* _WORK INSTRUCTIONS_: Your response should be the complete listing, copied exactly.

* _EXTRACTED RECORDS_:
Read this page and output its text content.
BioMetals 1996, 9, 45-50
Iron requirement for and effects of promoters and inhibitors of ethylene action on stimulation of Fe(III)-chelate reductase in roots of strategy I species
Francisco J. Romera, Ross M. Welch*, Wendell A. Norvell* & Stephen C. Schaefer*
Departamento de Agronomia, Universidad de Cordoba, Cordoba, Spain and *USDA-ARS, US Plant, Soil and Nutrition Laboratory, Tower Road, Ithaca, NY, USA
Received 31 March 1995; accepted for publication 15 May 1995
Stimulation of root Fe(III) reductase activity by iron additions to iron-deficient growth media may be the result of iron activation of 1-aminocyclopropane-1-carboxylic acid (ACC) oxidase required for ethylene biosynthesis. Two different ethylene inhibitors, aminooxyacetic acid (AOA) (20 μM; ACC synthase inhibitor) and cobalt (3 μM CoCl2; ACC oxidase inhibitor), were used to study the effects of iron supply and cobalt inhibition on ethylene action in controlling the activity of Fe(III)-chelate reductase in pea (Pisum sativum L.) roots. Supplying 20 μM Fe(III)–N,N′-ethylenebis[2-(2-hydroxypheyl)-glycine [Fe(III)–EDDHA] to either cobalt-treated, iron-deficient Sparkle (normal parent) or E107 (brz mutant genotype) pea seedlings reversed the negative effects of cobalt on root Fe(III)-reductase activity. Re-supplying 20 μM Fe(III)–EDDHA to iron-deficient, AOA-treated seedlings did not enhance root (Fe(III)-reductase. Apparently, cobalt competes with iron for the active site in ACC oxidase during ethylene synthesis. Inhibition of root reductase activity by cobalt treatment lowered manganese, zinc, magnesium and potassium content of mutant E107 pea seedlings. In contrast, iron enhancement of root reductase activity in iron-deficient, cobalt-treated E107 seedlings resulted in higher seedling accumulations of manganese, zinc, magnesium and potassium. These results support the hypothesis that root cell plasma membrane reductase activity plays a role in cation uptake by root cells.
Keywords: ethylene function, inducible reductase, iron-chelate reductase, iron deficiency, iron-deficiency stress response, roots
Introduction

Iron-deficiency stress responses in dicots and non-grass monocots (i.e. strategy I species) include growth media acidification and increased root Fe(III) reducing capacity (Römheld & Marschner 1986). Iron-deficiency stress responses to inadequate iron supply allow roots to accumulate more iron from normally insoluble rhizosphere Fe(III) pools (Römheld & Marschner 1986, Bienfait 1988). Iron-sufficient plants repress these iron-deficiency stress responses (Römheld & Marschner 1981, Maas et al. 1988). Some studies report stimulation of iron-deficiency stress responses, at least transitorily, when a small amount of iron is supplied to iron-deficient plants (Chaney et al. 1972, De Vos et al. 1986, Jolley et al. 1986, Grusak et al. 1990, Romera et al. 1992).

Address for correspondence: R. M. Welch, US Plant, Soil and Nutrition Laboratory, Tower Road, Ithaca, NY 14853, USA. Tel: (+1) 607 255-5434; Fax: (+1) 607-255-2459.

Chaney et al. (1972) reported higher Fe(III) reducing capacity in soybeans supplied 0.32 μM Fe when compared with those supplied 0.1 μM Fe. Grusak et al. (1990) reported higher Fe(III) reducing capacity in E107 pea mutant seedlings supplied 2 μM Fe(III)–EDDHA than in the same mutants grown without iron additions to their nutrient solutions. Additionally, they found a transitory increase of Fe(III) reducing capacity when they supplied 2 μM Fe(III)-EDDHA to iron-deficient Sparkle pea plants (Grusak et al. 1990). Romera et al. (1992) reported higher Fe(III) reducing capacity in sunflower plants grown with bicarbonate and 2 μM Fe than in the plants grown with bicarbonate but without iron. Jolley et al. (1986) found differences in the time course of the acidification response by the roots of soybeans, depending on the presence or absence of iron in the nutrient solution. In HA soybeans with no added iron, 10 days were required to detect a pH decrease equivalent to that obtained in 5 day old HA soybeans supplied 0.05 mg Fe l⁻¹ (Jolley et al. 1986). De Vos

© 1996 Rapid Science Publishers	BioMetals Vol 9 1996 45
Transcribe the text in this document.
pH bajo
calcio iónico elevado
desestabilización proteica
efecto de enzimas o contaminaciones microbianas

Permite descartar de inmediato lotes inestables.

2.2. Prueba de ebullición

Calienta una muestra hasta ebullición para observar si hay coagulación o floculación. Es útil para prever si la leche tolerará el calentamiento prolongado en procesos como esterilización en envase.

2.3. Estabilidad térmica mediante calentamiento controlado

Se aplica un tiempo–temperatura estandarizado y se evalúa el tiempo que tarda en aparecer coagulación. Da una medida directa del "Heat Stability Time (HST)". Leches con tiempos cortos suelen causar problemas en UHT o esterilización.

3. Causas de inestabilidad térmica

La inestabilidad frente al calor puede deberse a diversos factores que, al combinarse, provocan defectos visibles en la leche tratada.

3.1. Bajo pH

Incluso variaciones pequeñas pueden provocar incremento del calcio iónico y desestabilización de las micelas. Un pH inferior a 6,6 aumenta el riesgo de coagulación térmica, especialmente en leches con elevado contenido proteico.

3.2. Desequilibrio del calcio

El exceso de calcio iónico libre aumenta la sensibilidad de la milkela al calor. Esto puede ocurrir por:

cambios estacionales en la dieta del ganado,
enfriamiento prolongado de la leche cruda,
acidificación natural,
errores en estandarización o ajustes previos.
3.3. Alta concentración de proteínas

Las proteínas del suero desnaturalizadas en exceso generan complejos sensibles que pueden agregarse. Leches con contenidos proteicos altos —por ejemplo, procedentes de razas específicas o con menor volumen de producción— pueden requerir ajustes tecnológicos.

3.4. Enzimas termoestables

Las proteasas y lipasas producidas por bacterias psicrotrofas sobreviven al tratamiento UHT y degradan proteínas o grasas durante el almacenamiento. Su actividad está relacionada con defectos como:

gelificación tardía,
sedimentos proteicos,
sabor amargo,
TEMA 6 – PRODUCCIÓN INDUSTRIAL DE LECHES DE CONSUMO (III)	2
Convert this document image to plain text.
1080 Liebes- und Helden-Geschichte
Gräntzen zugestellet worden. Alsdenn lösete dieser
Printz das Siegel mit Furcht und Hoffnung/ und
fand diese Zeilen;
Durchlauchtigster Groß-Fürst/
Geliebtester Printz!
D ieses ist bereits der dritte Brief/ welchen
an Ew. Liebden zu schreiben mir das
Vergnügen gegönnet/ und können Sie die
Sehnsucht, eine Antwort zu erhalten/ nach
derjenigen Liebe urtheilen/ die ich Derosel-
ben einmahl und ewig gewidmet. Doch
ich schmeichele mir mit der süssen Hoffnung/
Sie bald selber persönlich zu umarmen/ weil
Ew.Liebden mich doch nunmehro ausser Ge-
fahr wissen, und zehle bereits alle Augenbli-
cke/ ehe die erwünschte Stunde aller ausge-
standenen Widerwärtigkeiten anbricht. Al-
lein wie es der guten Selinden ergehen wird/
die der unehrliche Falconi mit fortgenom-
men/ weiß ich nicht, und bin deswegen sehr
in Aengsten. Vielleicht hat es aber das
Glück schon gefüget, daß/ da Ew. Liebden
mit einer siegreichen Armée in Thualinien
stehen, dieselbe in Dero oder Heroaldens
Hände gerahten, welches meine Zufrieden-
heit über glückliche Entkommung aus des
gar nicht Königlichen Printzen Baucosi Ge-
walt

* _EXERCISE ANSWER_:
Read this page and output its text content.
BioMetals 1996, 9, 45-50
Iron requirement for and effects of promoters and inhibitors of ethylene action on stimulation of Fe(III)-chelate reductase in roots of strategy I species
Francisco J. Romera, Ross M. Welch*, Wendell A. Norvell* & Stephen C. Schaefer*
Departamento de Agronomia, Universidad de Cordoba, Cordoba, Spain and *USDA-ARS, US Plant, Soil and Nutrition Laboratory, Tower Road, Ithaca, NY, USA
Received 31 March 1995; accepted for publication 15 May 1995
Stimulation of root Fe(III) reductase activity by iron additions to iron-deficient growth media may be the result of iron activation of 1-aminocyclopropane-1-carboxylic acid (ACC) oxidase required for ethylene biosynthesis. Two different ethylene inhibitors, aminooxyacetic acid (AOA) (20 μM; ACC synthase inhibitor) and cobalt (3 μM CoCl2; ACC oxidase inhibitor), were used to study the effects of iron supply and cobalt inhibition on ethylene action in controlling the activity of Fe(III)-chelate reductase in pea (Pisum sativum L.) roots. Supplying 20 μM Fe(III)–N,N′-ethylenebis[2-(2-hydroxypheyl)-glycine [Fe(III)–EDDHA] to either cobalt-treated, iron-deficient Sparkle (normal parent) or E107 (brz mutant genotype) pea seedlings reversed the negative effects of cobalt on root Fe(III)-reductase activity. Re-supplying 20 μM Fe(III)–EDDHA to iron-deficient, AOA-treated seedlings did not enhance root (Fe(III)-reductase. Apparently, cobalt competes with iron for the active site in ACC oxidase during ethylene synthesis. Inhibition of root reductase activity by cobalt treatment lowered manganese, zinc, magnesium and potassium content of mutant E107 pea seedlings. In contrast, iron enhancement of root reductase activity in iron-deficient, cobalt-treated E107 seedlings resulted in higher seedling accumulations of manganese, zinc, magnesium and potassium. These results support the hypothesis that root cell plasma membrane reductase activity plays a role in cation uptake by root cells.
Keywords: ethylene function, inducible reductase, iron-chelate reductase, iron deficiency, iron-deficiency stress response, roots
Introduction

Iron-deficiency stress responses in dicots and non-grass monocots (i.e. strategy I species) include growth media acidification and increased root Fe(III) reducing capacity (Römheld & Marschner 1986). Iron-deficiency stress responses to inadequate iron supply allow roots to accumulate more iron from normally insoluble rhizosphere Fe(III) pools (Römheld & Marschner 1986, Bienfait 1988). Iron-sufficient plants repress these iron-deficiency stress responses (Römheld & Marschner 1981, Maas et al. 1988). Some studies report stimulation of iron-deficiency stress responses, at least transitorily, when a small amount of iron is supplied to iron-deficient plants (Chaney et al. 1972, De Vos et al. 1986, Jolley et al. 1986, Grusak et al. 1990, Romera et al. 1992).

Address for correspondence: R. M. Welch, US Plant, Soil and Nutrition Laboratory, Tower Road, Ithaca, NY 14853, USA. Tel: (+1) 607 255-5434; Fax: (+1) 607-255-2459.

Chaney et al. (1972) reported higher Fe(III) reducing capacity in soybeans supplied 0.32 μM Fe when compared with those supplied 0.1 μM Fe. Grusak et al. (1990) reported higher Fe(III) reducing capacity in E107 pea mutant seedlings supplied 2 μM Fe(III)–EDDHA than in the same mutants grown without iron additions to their nutrient solutions. Additionally, they found a transitory increase of Fe(III) reducing capacity when they supplied 2 μM Fe(III)-EDDHA to iron-deficient Sparkle pea plants (Grusak et al. 1990). Romera et al. (1992) reported higher Fe(III) reducing capacity in sunflower plants grown with bicarbonate and 2 μM Fe than in the plants grown with bicarbonate but without iron. Jolley et al. (1986) found differences in the time course of the acidification response by the roots of soybeans, depending on the presence or absence of iron in the nutrient solution. In HA soybeans with no added iron, 10 days were required to detect a pH decrease equivalent to that obtained in 5 day old HA soybeans supplied 0.05 mg Fe l⁻¹ (Jolley et al. 1986). De Vos

© 1996 Rapid Science Publishers	BioMetals Vol 9 1996 45
Transcribe the text in this document.
pH bajo
calcio iónico elevado
desestabilización proteica
efecto de enzimas o contaminaciones microbianas

Permite descartar de inmediato lotes inestables.

2.2. Prueba de ebullición

Calienta una muestra hasta ebullición para observar si hay coagulación o floculación. Es útil para prever si la leche tolerará el calentamiento prolongado en procesos como esterilización en envase.

2.3. Estabilidad térmica mediante calentamiento controlado

Se aplica un tiempo–temperatura estandarizado y se evalúa el tiempo que tarda en aparecer coagulación. Da una medida directa del "Heat Stability Time (HST)". Leches con tiempos cortos suelen causar problemas en UHT o esterilización.

3. Causas de inestabilidad térmica

La inestabilidad frente al calor puede deberse a diversos factores que, al combinarse, provocan defectos visibles en la leche tratada.

3.1. Bajo pH

Incluso variaciones pequeñas pueden provocar incremento del calcio iónico y desestabilización de las micelas. Un pH inferior a 6,6 aumenta el riesgo de coagulación térmica, especialmente en leches con elevado contenido proteico.

3.2. Desequilibrio del calcio

El exceso de calcio iónico libre aumenta la sensibilidad de la milkela al calor. Esto puede ocurrir por:

cambios estacionales en la dieta del ganado,
enfriamiento prolongado de la leche cruda,
acidificación natural,
errores en estandarización o ajustes previos.
3.3. Alta concentración de proteínas

Las proteínas del suero desnaturalizadas en exceso generan complejos sensibles que pueden agregarse. Leches con contenidos proteicos altos —por ejemplo, procedentes de razas específicas o con menor volumen de producción— pueden requerir ajustes tecnológicos.

3.4. Enzimas termoestables

Las proteasas y lipasas producidas por bacterias psicrotrofas sobreviven al tratamiento UHT y degradan proteínas o grasas durante el almacenamiento. Su actividad está relacionada con defectos como:

gelificación tardía,
sedimentos proteicos,
sabor amargo,
TEMA 6 – PRODUCCIÓN INDUSTRIAL DE LECHES DE CONSUMO (III)	2
Convert this document image to plain text.
1080 Liebes- und Helden-Geschichte
Gräntzen zugestellet worden. Alsdenn lösete dieser
Printz das Siegel mit Furcht und Hoffnung/ und
fand diese Zeilen;
Durchlauchtigster Groß-Fürst/
Geliebtester Printz!
D ieses ist bereits der dritte Brief/ welchen
an Ew. Liebden zu schreiben mir das
Vergnügen gegönnet/ und können Sie die
Sehnsucht, eine Antwort zu erhalten/ nach
derjenigen Liebe urtheilen/ die ich Derosel-
ben einmahl und ewig gewidmet. Doch
ich schmeichele mir mit der süssen Hoffnung/
Sie bald selber persönlich zu umarmen/ weil
Ew.Liebden mich doch nunmehro ausser Ge-
fahr wissen, und zehle bereits alle Augenbli-
cke/ ehe die erwünschte Stunde aller ausge-
standenen Widerwärtigkeiten anbricht. Al-
lein wie es der guten Selinden ergehen wird/
die der unehrliche Falconi mit fortgenom-
men/ weiß ich nicht, und bin deswegen sehr
in Aengsten. Vielleicht hat es aber das
Glück schon gefüget, daß/ da Ew. Liebden
mit einer siegreichen Armée in Thualinien
stehen, dieselbe in Dero oder Heroaldens
Hände gerahten, welches meine Zufrieden-
heit über glückliche Entkommung aus des
gar nicht Königlichen Printzen Baucosi Ge-
walt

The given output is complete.